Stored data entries

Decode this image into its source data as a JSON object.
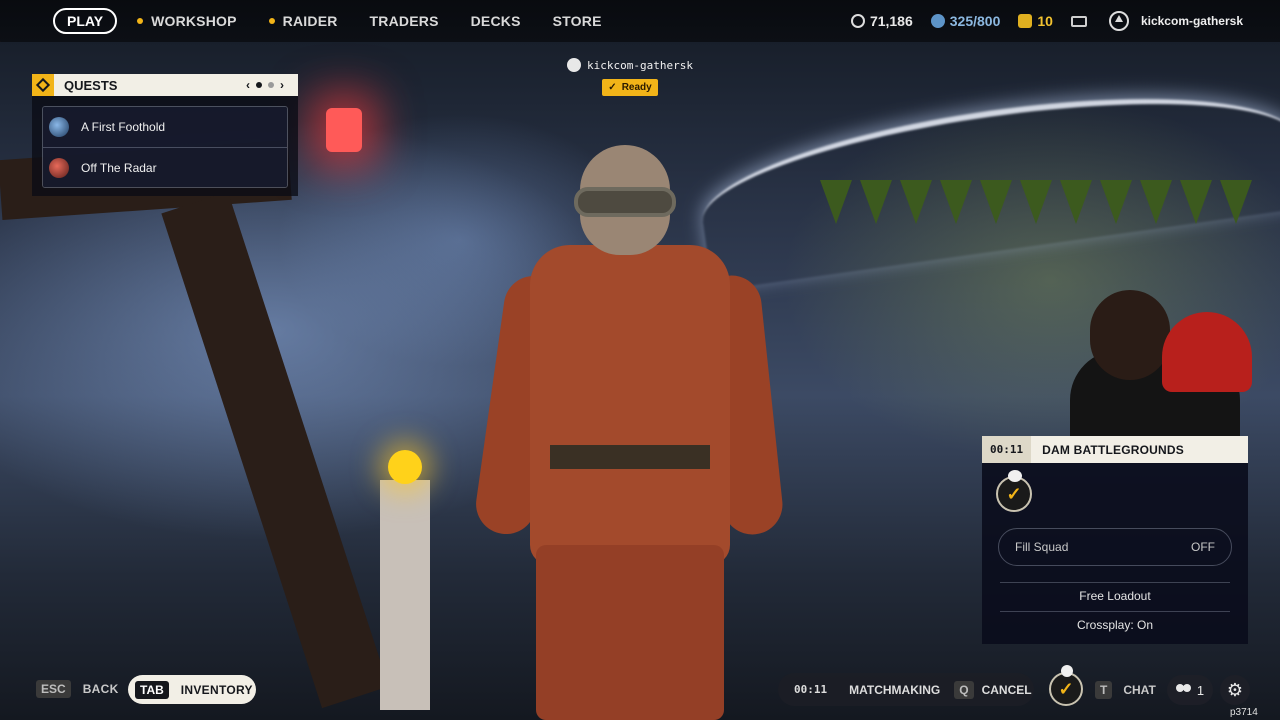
{
  "nav": {
    "play": "PLAY",
    "workshop": "WORKSHOP",
    "raider": "RAIDER",
    "traders": "TRADERS",
    "decks": "DECKS",
    "store": "STORE"
  },
  "currencies": {
    "coins": "71,186",
    "credits": "325/800",
    "tokens": "10"
  },
  "user": {
    "name": "kickcom-gathersk"
  },
  "quests": {
    "title": "QUESTS",
    "prev": "‹",
    "next": "›",
    "items": [
      {
        "label": "A First Foothold",
        "icon": "quest-globe-icon"
      },
      {
        "label": "Off The Radar",
        "icon": "quest-radar-icon"
      }
    ]
  },
  "player_tag": {
    "name": "kickcom-gathersk",
    "status": "Ready"
  },
  "matchmaking_panel": {
    "timer": "00:11",
    "map": "DAM BATTLEGROUNDS",
    "fill_squad_label": "Fill Squad",
    "fill_squad_value": "OFF",
    "loadout": "Free Loadout",
    "crossplay": "Crossplay: On"
  },
  "bottom": {
    "back_key": "ESC",
    "back_label": "BACK",
    "inventory_key": "TAB",
    "inventory_label": "INVENTORY",
    "mm_timer": "00:11",
    "mm_label": "MATCHMAKING",
    "cancel_key": "Q",
    "cancel_label": "CANCEL",
    "chat_key": "T",
    "chat_label": "CHAT",
    "friends_count": "1",
    "build": "p3714"
  },
  "colors": {
    "accent": "#f2b418",
    "panel_header": "#f2efe6",
    "panel_bg": "#0a0c1c"
  }
}
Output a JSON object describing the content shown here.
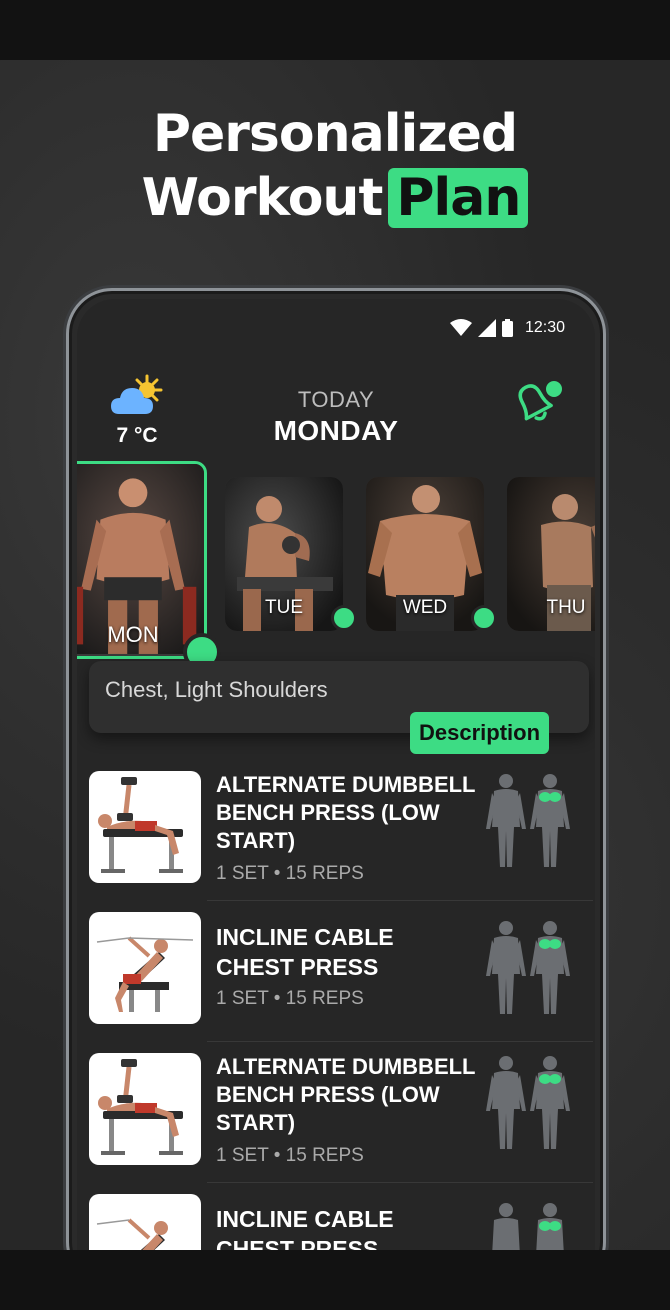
{
  "headline": {
    "line1": "Personalized",
    "line2": "Workout",
    "highlight": "Plan"
  },
  "status_bar": {
    "time": "12:30",
    "icons": [
      "wifi-icon",
      "signal-icon",
      "battery-icon"
    ]
  },
  "header": {
    "weather_icon": "partly-cloudy-icon",
    "temperature": "7 °C",
    "today_label": "TODAY",
    "day": "MONDAY",
    "bell_icon": "bell-icon"
  },
  "days": [
    {
      "label": "MON",
      "active": true,
      "done": true
    },
    {
      "label": "TUE",
      "active": false,
      "done": true
    },
    {
      "label": "WED",
      "active": false,
      "done": true
    },
    {
      "label": "THU",
      "active": false,
      "done": false
    }
  ],
  "focus": {
    "muscles": "Chest, Light Shoulders",
    "description_label": "Description"
  },
  "exercises": [
    {
      "name": "ALTERNATE DUMBBELL BENCH PRESS (LOW START)",
      "meta": "1 SET • 15 REPS",
      "illustration": "dumbbell-bench-press"
    },
    {
      "name": "INCLINE CABLE CHEST PRESS",
      "meta": "1 SET • 15 REPS",
      "illustration": "incline-cable-chest-press"
    },
    {
      "name": "ALTERNATE DUMBBELL BENCH PRESS (LOW START)",
      "meta": "1 SET • 15 REPS",
      "illustration": "dumbbell-bench-press"
    },
    {
      "name": "INCLINE CABLE CHEST PRESS",
      "meta": "",
      "illustration": "incline-cable-chest-press"
    }
  ],
  "colors": {
    "accent": "#3ddc84",
    "background": "#262626",
    "muscle_highlight": "#3ddc84"
  }
}
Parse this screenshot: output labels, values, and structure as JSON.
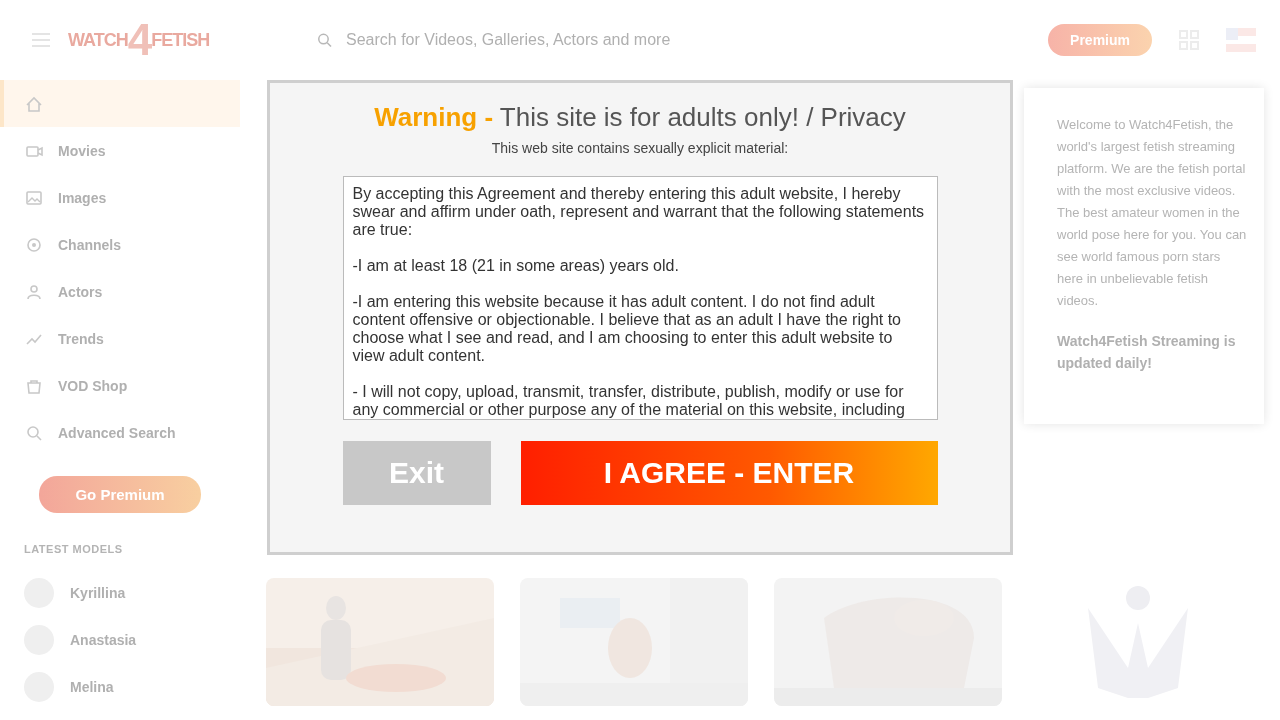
{
  "header": {
    "logo": {
      "left": "WATCH",
      "middle": "4",
      "right": "FETISH"
    },
    "search": {
      "placeholder": "Search for Videos, Galleries, Actors and more"
    },
    "premium_button": "Premium"
  },
  "sidebar": {
    "items": [
      {
        "selected": true
      },
      {
        "label": "Movies",
        "selected": false
      },
      {
        "label": "Images",
        "selected": false
      },
      {
        "label": "Channels",
        "selected": false
      },
      {
        "label": "Actors",
        "selected": false
      },
      {
        "label": "Trends",
        "selected": false
      },
      {
        "label": "VOD Shop",
        "selected": false
      },
      {
        "label": "Advanced Search",
        "selected": false
      }
    ],
    "premium_button": "Go Premium",
    "models_heading": "LATEST MODELS",
    "models": [
      {
        "name": "Kyrillina"
      },
      {
        "name": "Anastasia"
      },
      {
        "name": "Melina"
      }
    ]
  },
  "info_panel": {
    "text": "Welcome to Watch4Fetish, the world's largest fetish streaming platform. We are the fetish portal with the most exclusive videos. The best amateur women in the world pose here for you. You can see world famous porn stars here in unbelievable fetish videos.",
    "update_note": "Watch4Fetish Streaming is updated daily!"
  },
  "dialog": {
    "title_highlight": "Warning -",
    "title": "This site is for adults only! / Privacy",
    "subtitle": "This web site contains sexually explicit material:",
    "agreement": [
      "By accepting this Agreement and thereby entering this adult website, I hereby swear and affirm under oath, represent and warrant that the following statements are true:",
      "-I am at least 18 (21 in some areas) years old.",
      "-I am entering this website because it has adult content. I do not find adult content offensive or objectionable. I believe that as an adult I have the right to choose what I see and read, and I am choosing to enter this adult website to view adult content.",
      "- I will not copy, upload, transmit, transfer, distribute, publish, modify or use for any commercial or other purpose any of the material on this website, including"
    ],
    "exit_button": "Exit",
    "enter_button": "I AGREE - ENTER"
  }
}
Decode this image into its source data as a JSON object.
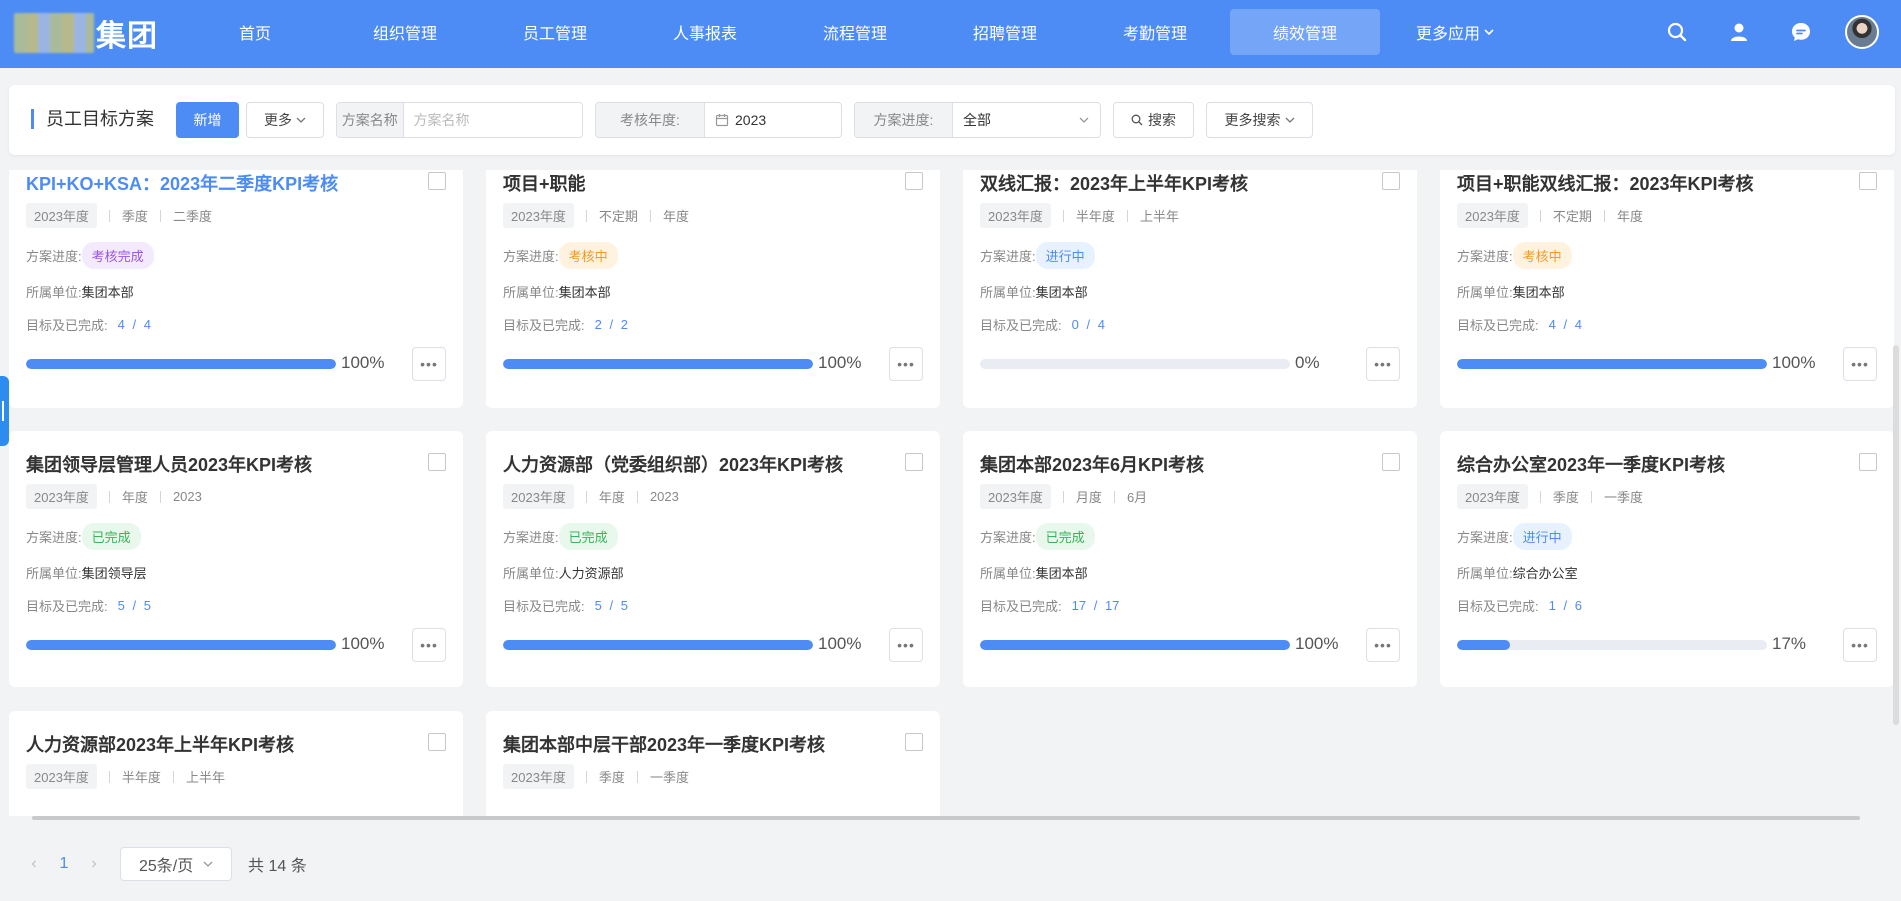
{
  "header": {
    "logo_text": "集团",
    "nav": [
      {
        "label": "首页"
      },
      {
        "label": "组织管理"
      },
      {
        "label": "员工管理"
      },
      {
        "label": "人事报表"
      },
      {
        "label": "流程管理"
      },
      {
        "label": "招聘管理"
      },
      {
        "label": "考勤管理"
      },
      {
        "label": "绩效管理",
        "active": true
      },
      {
        "label": "更多应用"
      }
    ],
    "icons": [
      "search-icon",
      "user-icon",
      "message-icon",
      "avatar"
    ]
  },
  "filters": {
    "page_title": "员工目标方案",
    "add_label": "新增",
    "more_label": "更多",
    "plan_name_label": "方案名称",
    "plan_name_placeholder": "方案名称",
    "year_label": "考核年度:",
    "year_value": "2023",
    "progress_label": "方案进度:",
    "progress_value": "全部",
    "search_label": "搜索",
    "more_search_label": "更多搜索"
  },
  "cards": [
    {
      "title": "KPI+KO+KSA：2023年二季度KPI考核",
      "year": "2023年度",
      "period_type": "季度",
      "period": "二季度",
      "status_label": "方案进度:",
      "status": "考核完成",
      "status_color": "purple",
      "unit_label": "所属单位:",
      "unit": "集团本部",
      "goal_label": "目标及已完成:",
      "done": "4",
      "total": "4",
      "progress": 100,
      "progress_text": "100%"
    },
    {
      "title": "项目+职能",
      "year": "2023年度",
      "period_type": "不定期",
      "period": "年度",
      "status_label": "方案进度:",
      "status": "考核中",
      "status_color": "orange",
      "unit_label": "所属单位:",
      "unit": "集团本部",
      "goal_label": "目标及已完成:",
      "done": "2",
      "total": "2",
      "progress": 100,
      "progress_text": "100%"
    },
    {
      "title": "双线汇报：2023年上半年KPI考核",
      "year": "2023年度",
      "period_type": "半年度",
      "period": "上半年",
      "status_label": "方案进度:",
      "status": "进行中",
      "status_color": "blue",
      "unit_label": "所属单位:",
      "unit": "集团本部",
      "goal_label": "目标及已完成:",
      "done": "0",
      "total": "4",
      "progress": 0,
      "progress_text": "0%"
    },
    {
      "title": "项目+职能双线汇报：2023年KPI考核",
      "year": "2023年度",
      "period_type": "不定期",
      "period": "年度",
      "status_label": "方案进度:",
      "status": "考核中",
      "status_color": "orange",
      "unit_label": "所属单位:",
      "unit": "集团本部",
      "goal_label": "目标及已完成:",
      "done": "4",
      "total": "4",
      "progress": 100,
      "progress_text": "100%"
    },
    {
      "title": "集团领导层管理人员2023年KPI考核",
      "year": "2023年度",
      "period_type": "年度",
      "period": "2023",
      "status_label": "方案进度:",
      "status": "已完成",
      "status_color": "green",
      "unit_label": "所属单位:",
      "unit": "集团领导层",
      "goal_label": "目标及已完成:",
      "done": "5",
      "total": "5",
      "progress": 100,
      "progress_text": "100%"
    },
    {
      "title": "人力资源部（党委组织部）2023年KPI考核",
      "year": "2023年度",
      "period_type": "年度",
      "period": "2023",
      "status_label": "方案进度:",
      "status": "已完成",
      "status_color": "green",
      "unit_label": "所属单位:",
      "unit": "人力资源部",
      "goal_label": "目标及已完成:",
      "done": "5",
      "total": "5",
      "progress": 100,
      "progress_text": "100%"
    },
    {
      "title": "集团本部2023年6月KPI考核",
      "year": "2023年度",
      "period_type": "月度",
      "period": "6月",
      "status_label": "方案进度:",
      "status": "已完成",
      "status_color": "green",
      "unit_label": "所属单位:",
      "unit": "集团本部",
      "goal_label": "目标及已完成:",
      "done": "17",
      "total": "17",
      "progress": 100,
      "progress_text": "100%"
    },
    {
      "title": "综合办公室2023年一季度KPI考核",
      "year": "2023年度",
      "period_type": "季度",
      "period": "一季度",
      "status_label": "方案进度:",
      "status": "进行中",
      "status_color": "blue",
      "unit_label": "所属单位:",
      "unit": "综合办公室",
      "goal_label": "目标及已完成:",
      "done": "1",
      "total": "6",
      "progress": 17,
      "progress_text": "17%"
    },
    {
      "title": "人力资源部2023年上半年KPI考核",
      "year": "2023年度",
      "period_type": "半年度",
      "period": "上半年"
    },
    {
      "title": "集团本部中层干部2023年一季度KPI考核",
      "year": "2023年度",
      "period_type": "季度",
      "period": "一季度"
    }
  ],
  "pagination": {
    "prev": "‹",
    "current": "1",
    "next": "›",
    "page_size": "25条/页",
    "total_text": "共 14 条"
  }
}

To do: Across the records, count the lines holding the string "JSON". Give the number and stop.

Finished task: 4